# WRITTEN PROBLEM
Leave out the pictures and transcribe everything else exactly.

■ ■ ■ ■

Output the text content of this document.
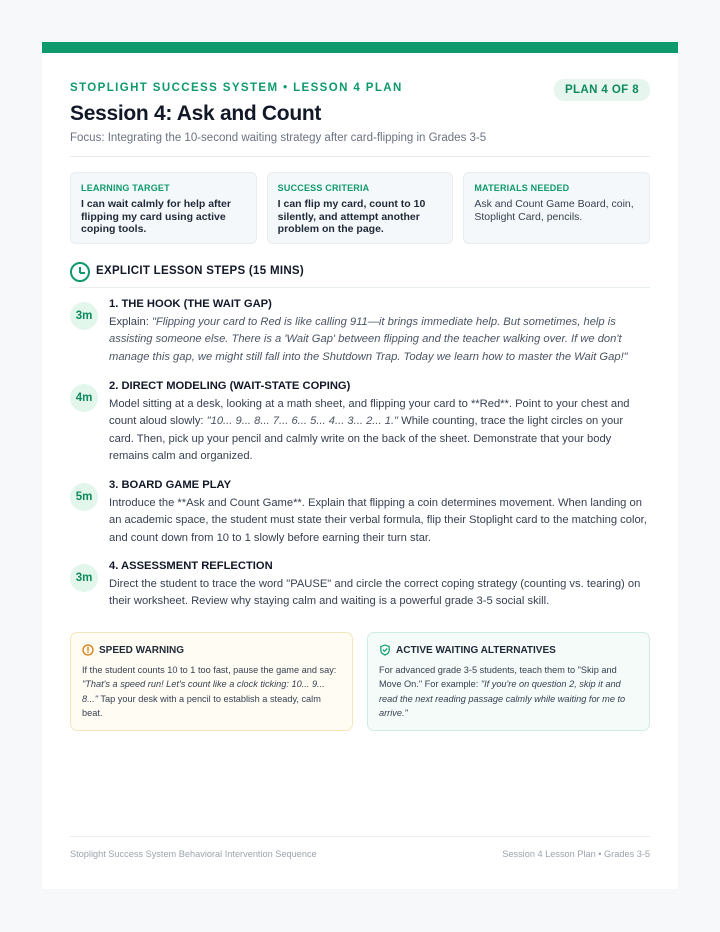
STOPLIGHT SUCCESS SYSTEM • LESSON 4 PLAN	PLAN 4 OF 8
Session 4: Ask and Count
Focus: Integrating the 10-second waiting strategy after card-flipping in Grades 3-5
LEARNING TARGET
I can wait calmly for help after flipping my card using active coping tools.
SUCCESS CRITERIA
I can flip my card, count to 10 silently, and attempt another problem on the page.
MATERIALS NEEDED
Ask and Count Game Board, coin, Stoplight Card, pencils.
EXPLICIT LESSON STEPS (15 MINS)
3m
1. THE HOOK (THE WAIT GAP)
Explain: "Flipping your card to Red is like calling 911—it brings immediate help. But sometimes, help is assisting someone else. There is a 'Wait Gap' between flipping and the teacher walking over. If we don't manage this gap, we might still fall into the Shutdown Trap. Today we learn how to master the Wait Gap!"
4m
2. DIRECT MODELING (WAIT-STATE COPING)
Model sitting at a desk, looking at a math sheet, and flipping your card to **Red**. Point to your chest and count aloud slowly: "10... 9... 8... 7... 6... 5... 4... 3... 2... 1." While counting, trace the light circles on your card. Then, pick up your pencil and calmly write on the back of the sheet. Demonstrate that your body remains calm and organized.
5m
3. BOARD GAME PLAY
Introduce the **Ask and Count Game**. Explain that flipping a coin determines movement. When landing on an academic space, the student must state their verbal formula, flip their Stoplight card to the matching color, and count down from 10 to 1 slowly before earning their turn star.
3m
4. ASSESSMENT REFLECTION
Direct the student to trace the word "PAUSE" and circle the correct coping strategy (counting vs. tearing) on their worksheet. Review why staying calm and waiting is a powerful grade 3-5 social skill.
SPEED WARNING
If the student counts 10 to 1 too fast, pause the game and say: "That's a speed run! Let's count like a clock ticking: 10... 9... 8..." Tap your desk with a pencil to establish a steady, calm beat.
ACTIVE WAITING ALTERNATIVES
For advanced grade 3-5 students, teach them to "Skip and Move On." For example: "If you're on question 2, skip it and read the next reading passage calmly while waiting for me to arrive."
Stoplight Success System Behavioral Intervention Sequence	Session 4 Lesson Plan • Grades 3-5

■ ■ ■ ■

# ANSWER FOR THIS EXERCISE
Output the text content of this document.
STOPLIGHT SUCCESS SYSTEM • LESSON 4 PLAN	PLAN 4 OF 8
Session 4: Ask and Count
Focus: Integrating the 10-second waiting strategy after card-flipping in Grades 3-5
LEARNING TARGET
I can wait calmly for help after flipping my card using active coping tools.
SUCCESS CRITERIA
I can flip my card, count to 10 silently, and attempt another problem on the page.
MATERIALS NEEDED
Ask and Count Game Board, coin, Stoplight Card, pencils.
EXPLICIT LESSON STEPS (15 MINS)
3m
1. THE HOOK (THE WAIT GAP)
Explain: "Flipping your card to Red is like calling 911—it brings immediate help. But sometimes, help is assisting someone else. There is a 'Wait Gap' between flipping and the teacher walking over. If we don't manage this gap, we might still fall into the Shutdown Trap. Today we learn how to master the Wait Gap!"
4m
2. DIRECT MODELING (WAIT-STATE COPING)
Model sitting at a desk, looking at a math sheet, and flipping your card to **Red**. Point to your chest and count aloud slowly: "10... 9... 8... 7... 6... 5... 4... 3... 2... 1." While counting, trace the light circles on your card. Then, pick up your pencil and calmly write on the back of the sheet. Demonstrate that your body remains calm and organized.
5m
3. BOARD GAME PLAY
Introduce the **Ask and Count Game**. Explain that flipping a coin determines movement. When landing on an academic space, the student must state their verbal formula, flip their Stoplight card to the matching color, and count down from 10 to 1 slowly before earning their turn star.
3m
4. ASSESSMENT REFLECTION
Direct the student to trace the word "PAUSE" and circle the correct coping strategy (counting vs. tearing) on their worksheet. Review why staying calm and waiting is a powerful grade 3-5 social skill.
SPEED WARNING
If the student counts 10 to 1 too fast, pause the game and say: "That's a speed run! Let's count like a clock ticking: 10... 9... 8..." Tap your desk with a pencil to establish a steady, calm beat.
ACTIVE WAITING ALTERNATIVES
For advanced grade 3-5 students, teach them to "Skip and Move On." For example: "If you're on question 2, skip it and read the next reading passage calmly while waiting for me to arrive."
Stoplight Success System Behavioral Intervention Sequence	Session 4 Lesson Plan • Grades 3-5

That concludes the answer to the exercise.